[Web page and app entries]

Segment Open

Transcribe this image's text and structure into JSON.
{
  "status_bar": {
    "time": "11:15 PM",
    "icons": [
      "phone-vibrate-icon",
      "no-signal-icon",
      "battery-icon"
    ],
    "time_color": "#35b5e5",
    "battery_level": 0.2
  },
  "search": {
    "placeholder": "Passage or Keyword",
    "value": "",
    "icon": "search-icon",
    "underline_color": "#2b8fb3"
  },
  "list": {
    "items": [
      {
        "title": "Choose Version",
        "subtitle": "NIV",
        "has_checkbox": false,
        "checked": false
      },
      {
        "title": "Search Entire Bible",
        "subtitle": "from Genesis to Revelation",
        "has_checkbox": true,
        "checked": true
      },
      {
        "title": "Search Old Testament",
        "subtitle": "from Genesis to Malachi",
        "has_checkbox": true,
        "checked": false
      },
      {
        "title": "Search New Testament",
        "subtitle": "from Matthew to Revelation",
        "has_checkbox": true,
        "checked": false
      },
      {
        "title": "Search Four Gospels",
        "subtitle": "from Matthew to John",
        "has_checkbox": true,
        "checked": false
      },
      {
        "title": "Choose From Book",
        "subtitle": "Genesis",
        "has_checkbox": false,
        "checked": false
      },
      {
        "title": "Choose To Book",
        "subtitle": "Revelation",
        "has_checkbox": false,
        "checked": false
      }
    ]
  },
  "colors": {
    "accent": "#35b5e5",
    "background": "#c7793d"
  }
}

Segment Closed

## PROBLEM STATEMENT
All of the data is to be written out again, word for word.

## RESPONSE
Transcribe this image's text and structure into JSON.
{
  "status_bar": {
    "time": "11:15 PM",
    "icons": [
      "phone-vibrate-icon",
      "no-signal-icon",
      "battery-icon"
    ],
    "time_color": "#35b5e5",
    "battery_level": 0.2
  },
  "search": {
    "placeholder": "Passage or Keyword",
    "value": "",
    "icon": "search-icon",
    "underline_color": "#2b8fb3"
  },
  "list": {
    "items": [
      {
        "title": "Choose Version",
        "subtitle": "NIV",
        "has_checkbox": false,
        "checked": false
      },
      {
        "title": "Search Entire Bible",
        "subtitle": "from Genesis to Revelation",
        "has_checkbox": true,
        "checked": true
      },
      {
        "title": "Search Old Testament",
        "subtitle": "from Genesis to Malachi",
        "has_checkbox": true,
        "checked": false
      },
      {
        "title": "Search New Testament",
        "subtitle": "from Matthew to Revelation",
        "has_checkbox": true,
        "checked": false
      },
      {
        "title": "Search Four Gospels",
        "subtitle": "from Matthew to John",
        "has_checkbox": true,
        "checked": false
      },
      {
        "title": "Choose From Book",
        "subtitle": "Genesis",
        "has_checkbox": false,
        "checked": false
      },
      {
        "title": "Choose To Book",
        "subtitle": "Revelation",
        "has_checkbox": false,
        "checked": false
      }
    ]
  },
  "colors": {
    "accent": "#35b5e5",
    "background": "#c7793d"
  }
}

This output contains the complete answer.